Exercise material:

● ● ● ● ●

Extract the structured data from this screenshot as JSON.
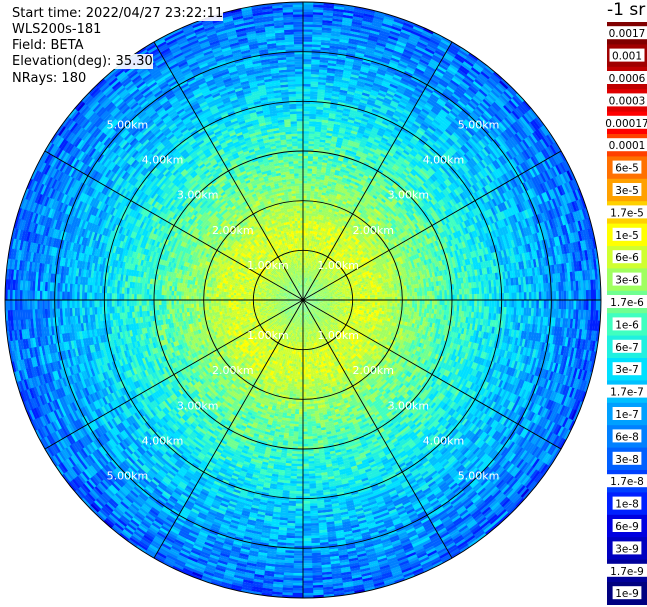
{
  "header": {
    "start_time": "Start time: 2022/04/27 23:22:11",
    "site": "WLS200s-181",
    "field": "Field: BETA",
    "elevation": "Elevation(deg): 35.30",
    "nrays": "NRays: 180"
  },
  "colorbar": {
    "unit_label": "-1 sr",
    "ticks": [
      "0.0017",
      "0.001",
      "0.0006",
      "0.0003",
      "0.00017",
      "0.0001",
      "6e-5",
      "3e-5",
      "1.7e-5",
      "1e-5",
      "6e-6",
      "3e-6",
      "1.7e-6",
      "1e-6",
      "6e-7",
      "3e-7",
      "1.7e-7",
      "1e-7",
      "6e-8",
      "3e-8",
      "1.7e-8",
      "1e-8",
      "6e-9",
      "3e-9",
      "1.7e-9",
      "1e-9"
    ],
    "colors": [
      "#800000",
      "#a00000",
      "#c00000",
      "#e00000",
      "#ff0000",
      "#ff4000",
      "#ff7000",
      "#ffa000",
      "#ffd000",
      "#ffff00",
      "#d0ff30",
      "#a0ff60",
      "#70ff90",
      "#40ffc0",
      "#20f0e0",
      "#00e0ff",
      "#00c0ff",
      "#00a0ff",
      "#0080ff",
      "#0060ff",
      "#0040ff",
      "#0020ff",
      "#0000e0",
      "#0000c0",
      "#00009a",
      "#000080"
    ]
  },
  "chart_data": {
    "type": "heatmap",
    "projection": "polar-ppi",
    "field": "BETA",
    "range_rings_km": [
      1,
      2,
      3,
      4,
      5
    ],
    "range_ring_labels": [
      "1.00km",
      "2.00km",
      "3.00km",
      "4.00km",
      "5.00km"
    ],
    "max_range_km": 6.0,
    "spokes_deg": [
      0,
      30,
      60,
      90,
      120,
      150,
      180,
      210,
      240,
      270,
      300,
      330
    ],
    "nrays": 180,
    "radial_profile": [
      {
        "range_km": 0.0,
        "value": 1.7e-06
      },
      {
        "range_km": 0.5,
        "value": 3e-06
      },
      {
        "range_km": 1.0,
        "value": 6e-06
      },
      {
        "range_km": 1.5,
        "value": 6e-06
      },
      {
        "range_km": 2.0,
        "value": 3e-06
      },
      {
        "range_km": 2.5,
        "value": 1.7e-06
      },
      {
        "range_km": 3.0,
        "value": 1e-06
      },
      {
        "range_km": 3.5,
        "value": 6e-07
      },
      {
        "range_km": 4.0,
        "value": 3e-07
      },
      {
        "range_km": 4.5,
        "value": 1.7e-07
      },
      {
        "range_km": 5.0,
        "value": 1e-07
      },
      {
        "range_km": 5.5,
        "value": 6e-08
      },
      {
        "range_km": 6.0,
        "value": 3e-08
      }
    ]
  }
}
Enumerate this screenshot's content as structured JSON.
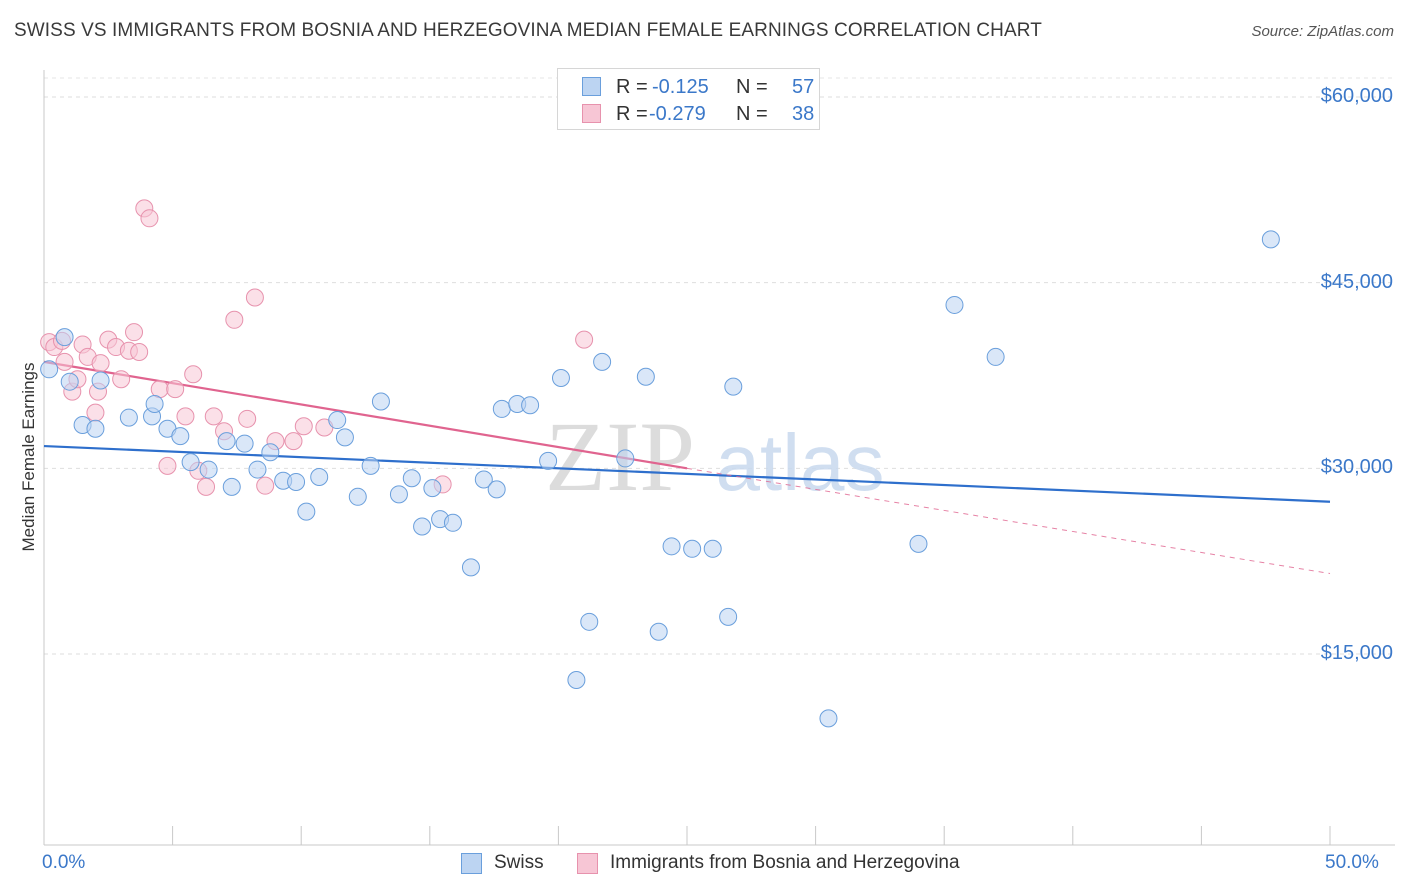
{
  "title": "SWISS VS IMMIGRANTS FROM BOSNIA AND HERZEGOVINA MEDIAN FEMALE EARNINGS CORRELATION CHART",
  "source": "Source: ZipAtlas.com",
  "watermark": {
    "zip": "ZIP",
    "atlas": "atlas"
  },
  "legend": {
    "rows": [
      {
        "r_label": "R =",
        "r_value": "-0.125",
        "n_label": "N =",
        "n_value": "57"
      },
      {
        "r_label": "R =",
        "r_value": "-0.279",
        "n_label": "N =",
        "n_value": "38"
      }
    ]
  },
  "chart_data": {
    "type": "scatter",
    "title": "SWISS VS IMMIGRANTS FROM BOSNIA AND HERZEGOVINA MEDIAN FEMALE EARNINGS CORRELATION CHART",
    "xlabel": "",
    "ylabel": "Median Female Earnings",
    "xlim": [
      0,
      50
    ],
    "ylim": [
      0,
      62000
    ],
    "x_tick_labels": [
      "0.0%",
      "50.0%"
    ],
    "y_ticks": [
      15000,
      30000,
      45000,
      60000
    ],
    "y_tick_labels": [
      "$15,000",
      "$30,000",
      "$45,000",
      "$60,000"
    ],
    "grid": true,
    "legend_position": "top-center",
    "colors": {
      "swiss_fill": "#bcd4f2",
      "swiss_edge": "#6a9fdc",
      "swiss_line": "#2e6fcc",
      "bosnia_fill": "#f7c6d5",
      "bosnia_edge": "#e792ad",
      "bosnia_line": "#e0648f",
      "axis_text": "#3b78c9"
    },
    "series": [
      {
        "name": "Swiss",
        "r": -0.125,
        "n": 57,
        "trend": {
          "x": [
            0,
            50
          ],
          "y": [
            31800,
            27300
          ]
        },
        "points": [
          [
            0.2,
            38000
          ],
          [
            0.8,
            40600
          ],
          [
            1.0,
            37000
          ],
          [
            1.5,
            33500
          ],
          [
            2.0,
            33200
          ],
          [
            2.2,
            37100
          ],
          [
            3.3,
            34100
          ],
          [
            4.2,
            34200
          ],
          [
            4.3,
            35200
          ],
          [
            4.8,
            33200
          ],
          [
            5.3,
            32600
          ],
          [
            5.7,
            30500
          ],
          [
            6.4,
            29900
          ],
          [
            7.1,
            32200
          ],
          [
            7.3,
            28500
          ],
          [
            7.8,
            32000
          ],
          [
            8.3,
            29900
          ],
          [
            8.8,
            31300
          ],
          [
            9.3,
            29000
          ],
          [
            9.8,
            28900
          ],
          [
            10.2,
            26500
          ],
          [
            10.7,
            29300
          ],
          [
            11.4,
            33900
          ],
          [
            11.7,
            32500
          ],
          [
            12.2,
            27700
          ],
          [
            12.7,
            30200
          ],
          [
            13.1,
            35400
          ],
          [
            13.8,
            27900
          ],
          [
            14.3,
            29200
          ],
          [
            14.7,
            25300
          ],
          [
            15.1,
            28400
          ],
          [
            15.4,
            25900
          ],
          [
            15.9,
            25600
          ],
          [
            16.6,
            22000
          ],
          [
            17.1,
            29100
          ],
          [
            17.6,
            28300
          ],
          [
            17.8,
            34800
          ],
          [
            18.4,
            35200
          ],
          [
            18.9,
            35100
          ],
          [
            19.6,
            30600
          ],
          [
            20.1,
            37300
          ],
          [
            20.7,
            12900
          ],
          [
            21.2,
            17600
          ],
          [
            21.7,
            38600
          ],
          [
            22.6,
            30800
          ],
          [
            23.4,
            37400
          ],
          [
            23.9,
            16800
          ],
          [
            24.4,
            23700
          ],
          [
            25.2,
            23500
          ],
          [
            26.0,
            23500
          ],
          [
            26.6,
            18000
          ],
          [
            26.8,
            36600
          ],
          [
            30.5,
            9800
          ],
          [
            34.0,
            23900
          ],
          [
            35.4,
            43200
          ],
          [
            37.0,
            39000
          ],
          [
            47.7,
            48500
          ]
        ]
      },
      {
        "name": "Immigrants from Bosnia and Herzegovina",
        "r": -0.279,
        "n": 38,
        "trend": {
          "x": [
            0,
            25
          ],
          "y": [
            38600,
            30000
          ]
        },
        "trend_extension": {
          "x": [
            25,
            50
          ],
          "y": [
            30000,
            21500
          ]
        },
        "points": [
          [
            0.2,
            40200
          ],
          [
            0.4,
            39800
          ],
          [
            0.7,
            40300
          ],
          [
            0.8,
            38600
          ],
          [
            1.1,
            36200
          ],
          [
            1.3,
            37200
          ],
          [
            1.5,
            40000
          ],
          [
            1.7,
            39000
          ],
          [
            2.0,
            34500
          ],
          [
            2.1,
            36200
          ],
          [
            2.2,
            38500
          ],
          [
            2.5,
            40400
          ],
          [
            2.8,
            39800
          ],
          [
            3.0,
            37200
          ],
          [
            3.3,
            39500
          ],
          [
            3.5,
            41000
          ],
          [
            3.7,
            39400
          ],
          [
            3.9,
            51000
          ],
          [
            4.1,
            50200
          ],
          [
            4.5,
            36400
          ],
          [
            4.8,
            30200
          ],
          [
            5.1,
            36400
          ],
          [
            5.5,
            34200
          ],
          [
            5.8,
            37600
          ],
          [
            6.0,
            29800
          ],
          [
            6.3,
            28500
          ],
          [
            6.6,
            34200
          ],
          [
            7.0,
            33000
          ],
          [
            7.4,
            42000
          ],
          [
            7.9,
            34000
          ],
          [
            8.2,
            43800
          ],
          [
            8.6,
            28600
          ],
          [
            9.0,
            32200
          ],
          [
            9.7,
            32200
          ],
          [
            10.1,
            33400
          ],
          [
            10.9,
            33300
          ],
          [
            15.5,
            28700
          ],
          [
            21.0,
            40400
          ]
        ]
      }
    ]
  },
  "bottom_legend": [
    "Swiss",
    "Immigrants from Bosnia and Herzegovina"
  ]
}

● ● ● ● ●

Task prompt: Copy out every line from the material above in which the word "name" appears.

Full response:
        "name": "Swiss",
        "name": "Immigrants from Bosnia and Herzegovina",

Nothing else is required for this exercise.